ENTRIES PROVIDED:
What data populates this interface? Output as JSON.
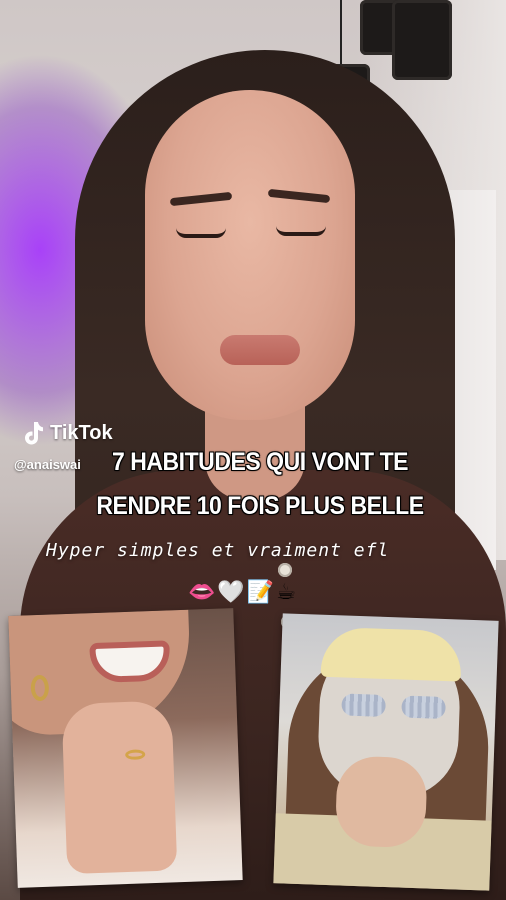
{
  "app": {
    "logo_icon": "tiktok-note-icon",
    "brand": "TikTok"
  },
  "overlay": {
    "handle": "@anaiswai",
    "headline_line1": "7 HABITUDES QUI VONT TE",
    "headline_line2": "RENDRE 10 FOIS PLUS BELLE",
    "subtitle": "Hyper simples et vraiment efl",
    "emojis": "👄🤍📝☕"
  },
  "colors": {
    "accent_purple": "#a020ff",
    "text": "#ffffff"
  }
}
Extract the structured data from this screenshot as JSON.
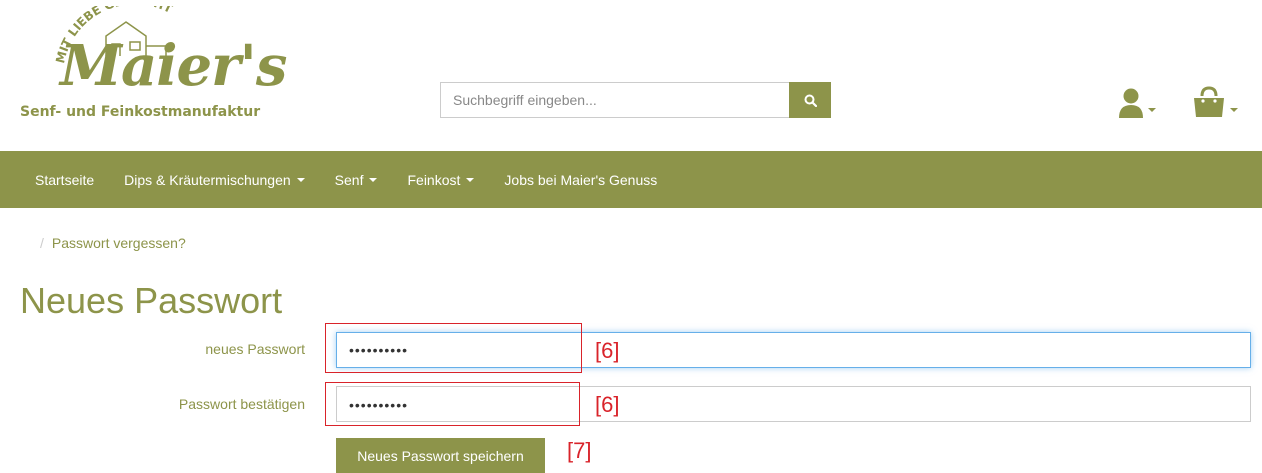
{
  "brand": {
    "arc_text": "MIT LIEBE GEMACHT",
    "script_name": "Maier's",
    "subtitle": "Senf- und Feinkostmanufaktur",
    "color": "#8d944a"
  },
  "search": {
    "placeholder": "Suchbegriff eingeben...",
    "icon": "search-icon"
  },
  "header_icons": {
    "user": "user-icon",
    "cart": "shopping-bag-icon"
  },
  "nav": {
    "items": [
      {
        "label": "Startseite",
        "dropdown": false
      },
      {
        "label": "Dips & Kräutermischungen",
        "dropdown": true
      },
      {
        "label": "Senf",
        "dropdown": true
      },
      {
        "label": "Feinkost",
        "dropdown": true
      },
      {
        "label": "Jobs bei Maier's Genuss",
        "dropdown": false
      }
    ]
  },
  "breadcrumb": {
    "separator": "/",
    "current": "Passwort vergessen?"
  },
  "page": {
    "title": "Neues Passwort"
  },
  "form": {
    "new_password": {
      "label": "neues Passwort",
      "value": "••••••••••"
    },
    "confirm_password": {
      "label": "Passwort bestätigen",
      "value": "••••••••••"
    },
    "submit_label": "Neues Passwort speichern"
  },
  "annotations": {
    "pw1": "[6]",
    "pw2": "[6]",
    "submit": "[7]",
    "color": "#d9232a"
  }
}
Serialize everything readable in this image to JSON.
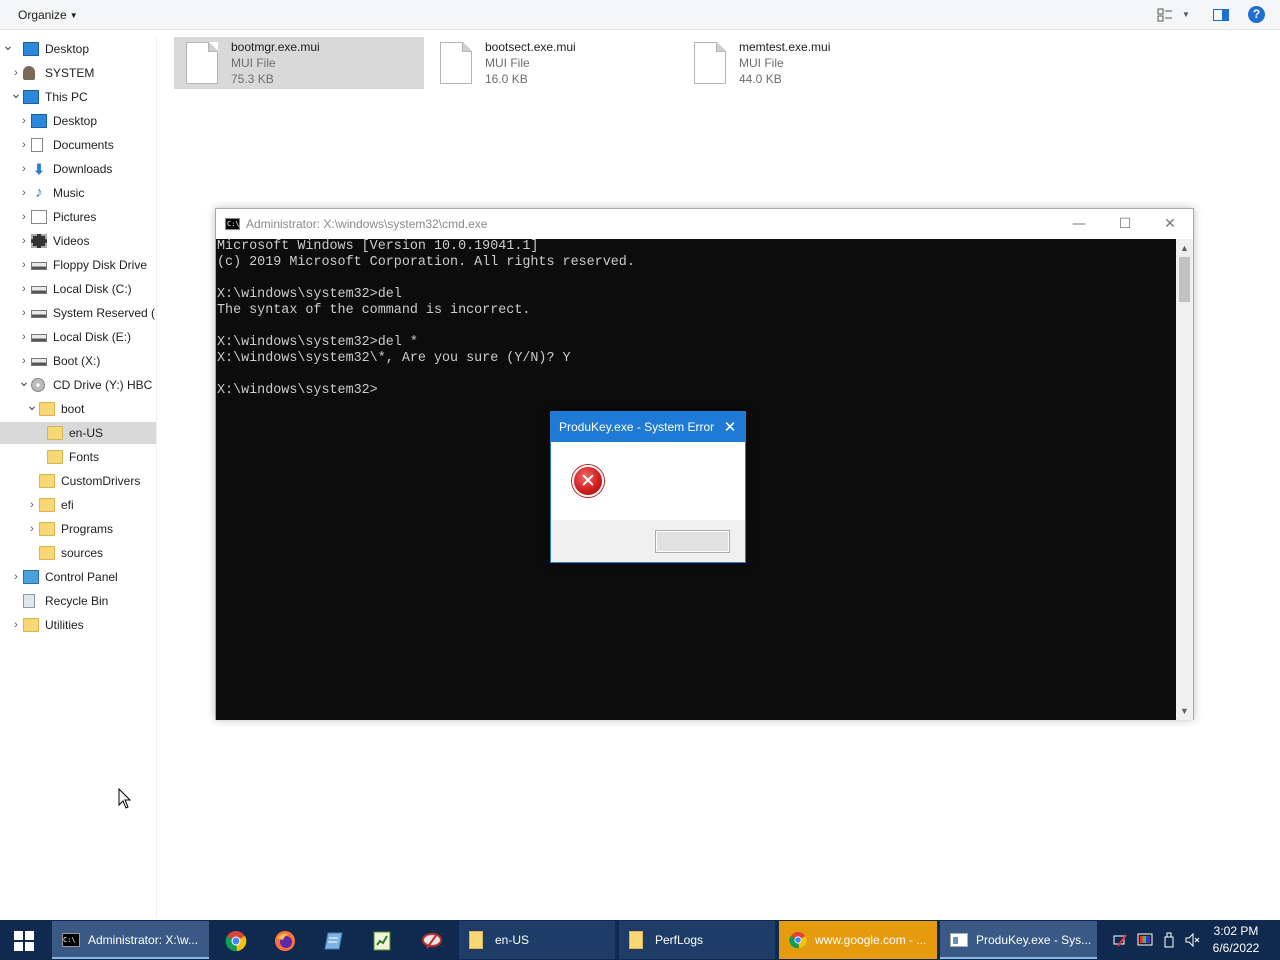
{
  "toolbar": {
    "organize_label": "Organize"
  },
  "nav": {
    "items": [
      {
        "label": "Desktop",
        "name": "nav-item-desktop-root",
        "icon": "desktop-icon"
      },
      {
        "label": "SYSTEM",
        "name": "nav-item-system",
        "icon": "user-icon"
      },
      {
        "label": "This PC",
        "name": "nav-item-this-pc",
        "icon": "computer-icon"
      },
      {
        "label": "Desktop",
        "name": "nav-item-desktop",
        "icon": "desktop-icon"
      },
      {
        "label": "Documents",
        "name": "nav-item-documents",
        "icon": "documents-icon"
      },
      {
        "label": "Downloads",
        "name": "nav-item-downloads",
        "icon": "downloads-icon"
      },
      {
        "label": "Music",
        "name": "nav-item-music",
        "icon": "music-icon"
      },
      {
        "label": "Pictures",
        "name": "nav-item-pictures",
        "icon": "pictures-icon"
      },
      {
        "label": "Videos",
        "name": "nav-item-videos",
        "icon": "videos-icon"
      },
      {
        "label": "Floppy Disk Drive",
        "name": "nav-item-floppy",
        "icon": "drive-icon"
      },
      {
        "label": "Local Disk (C:)",
        "name": "nav-item-local-disk-c",
        "icon": "drive-icon"
      },
      {
        "label": "System Reserved (",
        "name": "nav-item-system-reserved",
        "icon": "drive-icon"
      },
      {
        "label": "Local Disk (E:)",
        "name": "nav-item-local-disk-e",
        "icon": "drive-icon"
      },
      {
        "label": "Boot (X:)",
        "name": "nav-item-boot-x",
        "icon": "drive-icon"
      },
      {
        "label": "CD Drive (Y:) HBC",
        "name": "nav-item-cd-drive",
        "icon": "cd-drive-icon"
      },
      {
        "label": "boot",
        "name": "nav-item-boot",
        "icon": "folder-icon"
      },
      {
        "label": "en-US",
        "name": "nav-item-en-us",
        "icon": "folder-icon"
      },
      {
        "label": "Fonts",
        "name": "nav-item-fonts",
        "icon": "folder-icon"
      },
      {
        "label": "CustomDrivers",
        "name": "nav-item-customdrivers",
        "icon": "folder-icon"
      },
      {
        "label": "efi",
        "name": "nav-item-efi",
        "icon": "folder-icon"
      },
      {
        "label": "Programs",
        "name": "nav-item-programs",
        "icon": "folder-icon"
      },
      {
        "label": "sources",
        "name": "nav-item-sources",
        "icon": "folder-icon"
      },
      {
        "label": "Control Panel",
        "name": "nav-item-control-panel",
        "icon": "control-panel-icon"
      },
      {
        "label": "Recycle Bin",
        "name": "nav-item-recycle-bin",
        "icon": "recycle-bin-icon"
      },
      {
        "label": "Utilities",
        "name": "nav-item-utilities",
        "icon": "folder-icon"
      }
    ],
    "selected": "en-US"
  },
  "files": [
    {
      "name": "bootmgr.exe.mui",
      "type": "MUI File",
      "size": "75.3 KB"
    },
    {
      "name": "bootsect.exe.mui",
      "type": "MUI File",
      "size": "16.0 KB"
    },
    {
      "name": "memtest.exe.mui",
      "type": "MUI File",
      "size": "44.0 KB"
    }
  ],
  "cmd": {
    "title": "Administrator: X:\\windows\\system32\\cmd.exe",
    "lines": [
      "Microsoft Windows [Version 10.0.19041.1]",
      "(c) 2019 Microsoft Corporation. All rights reserved.",
      "",
      "X:\\windows\\system32>del",
      "The syntax of the command is incorrect.",
      "",
      "X:\\windows\\system32>del *",
      "X:\\windows\\system32\\*, Are you sure (Y/N)? Y",
      "",
      "X:\\windows\\system32>"
    ]
  },
  "dialog": {
    "title": "ProduKey.exe - System Error",
    "icon": "error-icon",
    "ok_label": ""
  },
  "taskbar": {
    "tasks": [
      {
        "label": "Administrator: X:\\w...",
        "icon": "cmd-icon"
      },
      {
        "label": "en-US",
        "icon": "folder-icon"
      },
      {
        "label": "PerfLogs",
        "icon": "folder-icon"
      },
      {
        "label": "www.google.com - ...",
        "icon": "chrome-icon"
      },
      {
        "label": "ProduKey.exe - Sys...",
        "icon": "window-icon"
      }
    ],
    "pinned": [
      "chrome-icon",
      "firefox-icon",
      "notepad-icon",
      "editor-icon",
      "app-icon"
    ],
    "clock_time": "3:02 PM",
    "clock_date": "6/6/2022"
  },
  "colors": {
    "taskbar": "#102a4f",
    "dialog_title": "#1f7ad6",
    "console_bg": "#0c0c0c",
    "console_text": "#cccccc",
    "selection": "#d9d9d9",
    "flash_task": "#e59b0d"
  }
}
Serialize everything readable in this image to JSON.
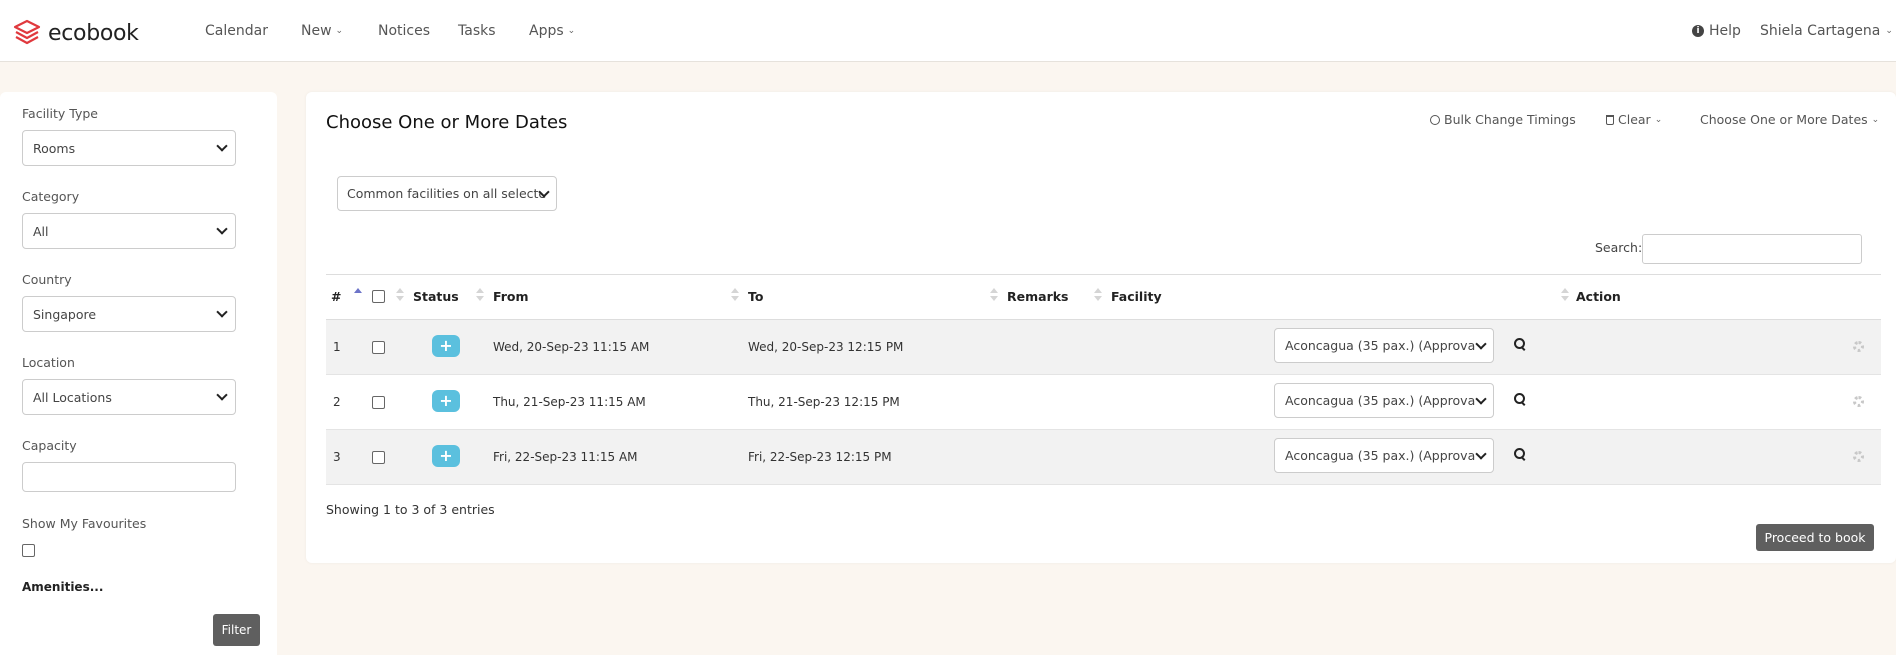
{
  "nav": {
    "brand": "ecobook",
    "items": [
      "Calendar",
      "New",
      "Notices",
      "Tasks",
      "Apps"
    ],
    "help": "Help",
    "user": "Shiela Cartagena",
    "accent": "#e0393e"
  },
  "filters": {
    "facility_type_label": "Facility Type",
    "facility_type_value": "Rooms",
    "category_label": "Category",
    "category_value": "All",
    "country_label": "Country",
    "country_value": "Singapore",
    "location_label": "Location",
    "location_value": "All Locations",
    "capacity_label": "Capacity",
    "favourites_label": "Show My Favourites",
    "amenities": "Amenities...",
    "filter_button": "Filter"
  },
  "main": {
    "title": "Choose One or More Dates",
    "bulk_change": "Bulk Change Timings",
    "clear": "Clear",
    "choose_dates": "Choose One or More Dates",
    "common_facilities": "Common facilities on all selecte",
    "search_label": "Search:",
    "columns": [
      "#",
      "Status",
      "From",
      "To",
      "Remarks",
      "Facility",
      "Action"
    ],
    "rows": [
      {
        "num": "1",
        "from": "Wed, 20-Sep-23 11:15 AM",
        "to": "Wed, 20-Sep-23 12:15 PM",
        "facility": "Aconcagua (35 pax.) (Approva"
      },
      {
        "num": "2",
        "from": "Thu, 21-Sep-23 11:15 AM",
        "to": "Thu, 21-Sep-23 12:15 PM",
        "facility": "Aconcagua (35 pax.) (Approva"
      },
      {
        "num": "3",
        "from": "Fri, 22-Sep-23 11:15 AM",
        "to": "Fri, 22-Sep-23 12:15 PM",
        "facility": "Aconcagua (35 pax.) (Approva"
      }
    ],
    "status_symbol": "+",
    "showing": "Showing 1 to 3 of 3 entries",
    "proceed": "Proceed to book",
    "status_color": "#5bc0de"
  }
}
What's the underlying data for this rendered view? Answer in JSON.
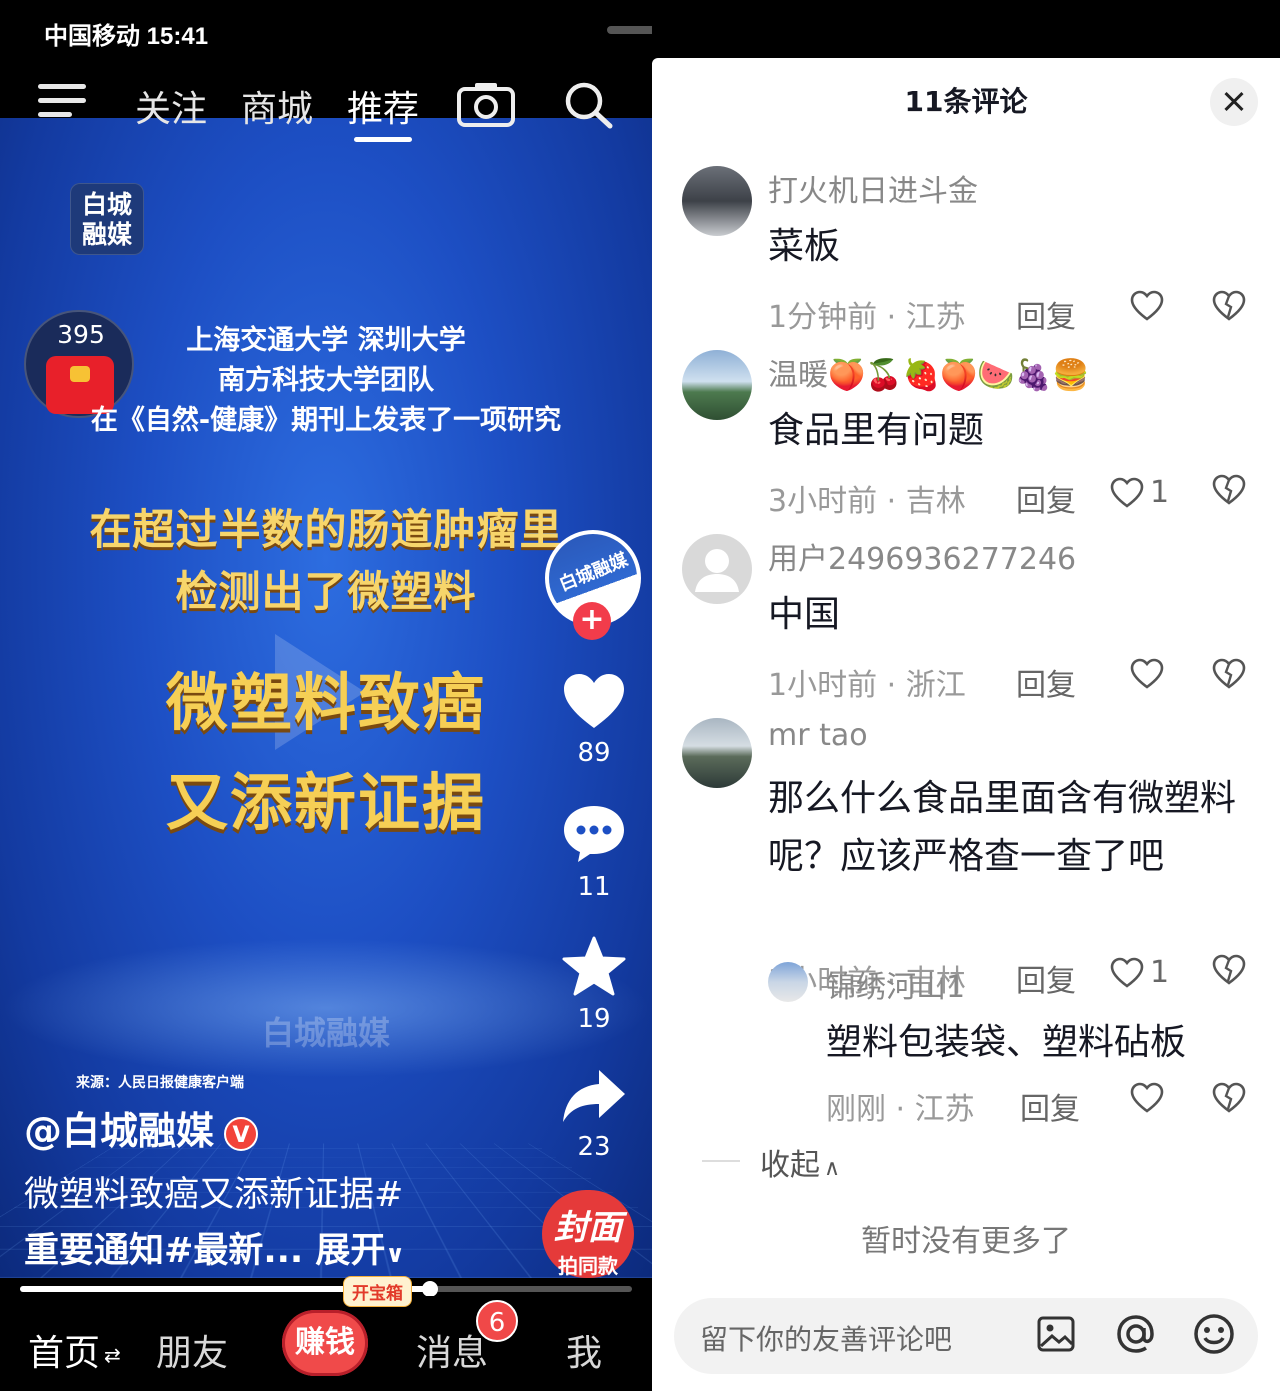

WHAT THIS TASK INVOLVES: Provide only the number of lines in the entries that hold the word "sources".

COMPLETED EXERCISE: 2